Each record below should be repeated precisely as written.
===== Dataset rows
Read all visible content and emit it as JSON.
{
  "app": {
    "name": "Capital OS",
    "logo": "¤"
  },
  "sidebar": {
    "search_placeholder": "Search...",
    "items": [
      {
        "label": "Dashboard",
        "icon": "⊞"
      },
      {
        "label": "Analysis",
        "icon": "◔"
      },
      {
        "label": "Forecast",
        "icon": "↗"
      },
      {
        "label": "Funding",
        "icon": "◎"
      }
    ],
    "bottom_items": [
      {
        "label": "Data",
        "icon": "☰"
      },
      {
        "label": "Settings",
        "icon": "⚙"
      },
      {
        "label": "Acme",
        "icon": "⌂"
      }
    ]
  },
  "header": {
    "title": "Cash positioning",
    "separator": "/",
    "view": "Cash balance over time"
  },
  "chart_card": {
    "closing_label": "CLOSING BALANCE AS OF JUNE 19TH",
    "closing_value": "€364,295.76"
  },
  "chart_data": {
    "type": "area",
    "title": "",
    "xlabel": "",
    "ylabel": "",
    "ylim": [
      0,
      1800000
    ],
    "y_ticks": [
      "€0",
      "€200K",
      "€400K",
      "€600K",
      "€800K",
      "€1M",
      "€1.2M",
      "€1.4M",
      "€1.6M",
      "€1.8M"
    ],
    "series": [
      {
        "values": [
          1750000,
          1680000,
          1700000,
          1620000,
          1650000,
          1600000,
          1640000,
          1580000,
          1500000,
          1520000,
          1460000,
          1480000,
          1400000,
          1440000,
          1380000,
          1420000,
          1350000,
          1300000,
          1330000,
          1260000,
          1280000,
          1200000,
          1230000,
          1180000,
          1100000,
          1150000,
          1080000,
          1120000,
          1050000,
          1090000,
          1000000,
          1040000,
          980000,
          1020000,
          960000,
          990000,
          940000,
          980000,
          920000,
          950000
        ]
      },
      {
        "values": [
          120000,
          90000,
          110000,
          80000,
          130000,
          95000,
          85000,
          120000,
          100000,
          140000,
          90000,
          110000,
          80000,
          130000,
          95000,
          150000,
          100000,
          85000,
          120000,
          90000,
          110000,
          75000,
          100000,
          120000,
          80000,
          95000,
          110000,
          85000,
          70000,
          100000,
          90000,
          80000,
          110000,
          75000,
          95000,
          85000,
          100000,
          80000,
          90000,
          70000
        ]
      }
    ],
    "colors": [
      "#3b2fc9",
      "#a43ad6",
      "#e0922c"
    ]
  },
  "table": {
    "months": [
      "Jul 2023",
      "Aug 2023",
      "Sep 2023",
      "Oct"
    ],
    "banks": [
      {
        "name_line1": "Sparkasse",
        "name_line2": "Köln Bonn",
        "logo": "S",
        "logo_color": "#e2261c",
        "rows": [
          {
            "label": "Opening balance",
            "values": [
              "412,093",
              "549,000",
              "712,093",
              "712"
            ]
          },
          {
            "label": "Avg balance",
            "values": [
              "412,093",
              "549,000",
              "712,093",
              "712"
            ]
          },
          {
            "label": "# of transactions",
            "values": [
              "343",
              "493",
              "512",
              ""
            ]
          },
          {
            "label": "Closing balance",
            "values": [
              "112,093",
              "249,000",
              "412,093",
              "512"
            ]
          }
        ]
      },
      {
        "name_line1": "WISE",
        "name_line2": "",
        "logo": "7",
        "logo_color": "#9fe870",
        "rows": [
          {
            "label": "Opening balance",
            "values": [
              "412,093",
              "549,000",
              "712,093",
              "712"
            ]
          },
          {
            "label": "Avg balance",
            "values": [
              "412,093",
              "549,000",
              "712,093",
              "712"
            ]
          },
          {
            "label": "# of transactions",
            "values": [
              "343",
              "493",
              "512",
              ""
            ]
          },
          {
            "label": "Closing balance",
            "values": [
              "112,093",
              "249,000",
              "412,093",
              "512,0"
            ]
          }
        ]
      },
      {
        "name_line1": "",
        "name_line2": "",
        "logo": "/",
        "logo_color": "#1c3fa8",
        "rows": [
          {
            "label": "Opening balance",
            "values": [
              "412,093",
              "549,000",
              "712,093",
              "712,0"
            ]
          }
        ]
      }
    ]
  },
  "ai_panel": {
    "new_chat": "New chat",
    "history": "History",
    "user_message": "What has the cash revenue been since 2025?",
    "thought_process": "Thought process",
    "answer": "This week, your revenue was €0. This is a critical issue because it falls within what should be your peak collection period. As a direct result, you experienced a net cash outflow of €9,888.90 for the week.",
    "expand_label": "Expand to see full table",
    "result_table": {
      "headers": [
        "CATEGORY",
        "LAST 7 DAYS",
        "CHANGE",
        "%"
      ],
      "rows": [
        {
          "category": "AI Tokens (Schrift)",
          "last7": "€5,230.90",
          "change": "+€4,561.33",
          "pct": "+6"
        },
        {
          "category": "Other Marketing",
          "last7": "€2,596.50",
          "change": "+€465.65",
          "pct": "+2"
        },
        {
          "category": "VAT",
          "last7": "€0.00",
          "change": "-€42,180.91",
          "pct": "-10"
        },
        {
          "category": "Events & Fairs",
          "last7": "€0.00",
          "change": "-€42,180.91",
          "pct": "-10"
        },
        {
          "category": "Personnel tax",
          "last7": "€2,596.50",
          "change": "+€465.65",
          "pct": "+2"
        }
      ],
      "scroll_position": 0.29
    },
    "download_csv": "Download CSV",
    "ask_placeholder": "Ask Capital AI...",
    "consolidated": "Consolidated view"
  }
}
==========
_Written response_:
Read all visible content and emit it as JSON.
{
  "app": {
    "name": "Capital OS",
    "logo": "¤"
  },
  "sidebar": {
    "search_placeholder": "Search...",
    "items": [
      {
        "label": "Dashboard",
        "icon": "⊞"
      },
      {
        "label": "Analysis",
        "icon": "◔"
      },
      {
        "label": "Forecast",
        "icon": "↗"
      },
      {
        "label": "Funding",
        "icon": "◎"
      }
    ],
    "bottom_items": [
      {
        "label": "Data",
        "icon": "☰"
      },
      {
        "label": "Settings",
        "icon": "⚙"
      },
      {
        "label": "Acme",
        "icon": "⌂"
      }
    ]
  },
  "header": {
    "title": "Cash positioning",
    "separator": "/",
    "view": "Cash balance over time"
  },
  "chart_card": {
    "closing_label": "CLOSING BALANCE AS OF JUNE 19TH",
    "closing_value": "€364,295.76"
  },
  "chart_data": {
    "type": "area",
    "title": "",
    "xlabel": "",
    "ylabel": "",
    "ylim": [
      0,
      1800000
    ],
    "y_ticks": [
      "€0",
      "€200K",
      "€400K",
      "€600K",
      "€800K",
      "€1M",
      "€1.2M",
      "€1.4M",
      "€1.6M",
      "€1.8M"
    ],
    "series": [
      {
        "values": [
          1750000,
          1680000,
          1700000,
          1620000,
          1650000,
          1600000,
          1640000,
          1580000,
          1500000,
          1520000,
          1460000,
          1480000,
          1400000,
          1440000,
          1380000,
          1420000,
          1350000,
          1300000,
          1330000,
          1260000,
          1280000,
          1200000,
          1230000,
          1180000,
          1100000,
          1150000,
          1080000,
          1120000,
          1050000,
          1090000,
          1000000,
          1040000,
          980000,
          1020000,
          960000,
          990000,
          940000,
          980000,
          920000,
          950000
        ]
      },
      {
        "values": [
          120000,
          90000,
          110000,
          80000,
          130000,
          95000,
          85000,
          120000,
          100000,
          140000,
          90000,
          110000,
          80000,
          130000,
          95000,
          150000,
          100000,
          85000,
          120000,
          90000,
          110000,
          75000,
          100000,
          120000,
          80000,
          95000,
          110000,
          85000,
          70000,
          100000,
          90000,
          80000,
          110000,
          75000,
          95000,
          85000,
          100000,
          80000,
          90000,
          70000
        ]
      }
    ],
    "colors": [
      "#3b2fc9",
      "#a43ad6",
      "#e0922c"
    ]
  },
  "table": {
    "months": [
      "Jul 2023",
      "Aug 2023",
      "Sep 2023",
      "Oct"
    ],
    "banks": [
      {
        "name_line1": "Sparkasse",
        "name_line2": "Köln Bonn",
        "logo": "S",
        "logo_color": "#e2261c",
        "rows": [
          {
            "label": "Opening balance",
            "values": [
              "412,093",
              "549,000",
              "712,093",
              "712"
            ]
          },
          {
            "label": "Avg balance",
            "values": [
              "412,093",
              "549,000",
              "712,093",
              "712"
            ]
          },
          {
            "label": "# of transactions",
            "values": [
              "343",
              "493",
              "512",
              ""
            ]
          },
          {
            "label": "Closing balance",
            "values": [
              "112,093",
              "249,000",
              "412,093",
              "512"
            ]
          }
        ]
      },
      {
        "name_line1": "WISE",
        "name_line2": "",
        "logo": "7",
        "logo_color": "#9fe870",
        "rows": [
          {
            "label": "Opening balance",
            "values": [
              "412,093",
              "549,000",
              "712,093",
              "712"
            ]
          },
          {
            "label": "Avg balance",
            "values": [
              "412,093",
              "549,000",
              "712,093",
              "712"
            ]
          },
          {
            "label": "# of transactions",
            "values": [
              "343",
              "493",
              "512",
              ""
            ]
          },
          {
            "label": "Closing balance",
            "values": [
              "112,093",
              "249,000",
              "412,093",
              "512,0"
            ]
          }
        ]
      },
      {
        "name_line1": "",
        "name_line2": "",
        "logo": "/",
        "logo_color": "#1c3fa8",
        "rows": [
          {
            "label": "Opening balance",
            "values": [
              "412,093",
              "549,000",
              "712,093",
              "712,0"
            ]
          }
        ]
      }
    ]
  },
  "ai_panel": {
    "new_chat": "New chat",
    "history": "History",
    "user_message": "What has the cash revenue been since 2025?",
    "thought_process": "Thought process",
    "answer": "This week, your revenue was €0. This is a critical issue because it falls within what should be your peak collection period. As a direct result, you experienced a net cash outflow of €9,888.90 for the week.",
    "expand_label": "Expand to see full table",
    "result_table": {
      "headers": [
        "CATEGORY",
        "LAST 7 DAYS",
        "CHANGE",
        "%"
      ],
      "rows": [
        {
          "category": "AI Tokens (Schrift)",
          "last7": "€5,230.90",
          "change": "+€4,561.33",
          "pct": "+6"
        },
        {
          "category": "Other Marketing",
          "last7": "€2,596.50",
          "change": "+€465.65",
          "pct": "+2"
        },
        {
          "category": "VAT",
          "last7": "€0.00",
          "change": "-€42,180.91",
          "pct": "-10"
        },
        {
          "category": "Events & Fairs",
          "last7": "€0.00",
          "change": "-€42,180.91",
          "pct": "-10"
        },
        {
          "category": "Personnel tax",
          "last7": "€2,596.50",
          "change": "+€465.65",
          "pct": "+2"
        }
      ],
      "scroll_position": 0.29
    },
    "download_csv": "Download CSV",
    "ask_placeholder": "Ask Capital AI...",
    "consolidated": "Consolidated view"
  }
}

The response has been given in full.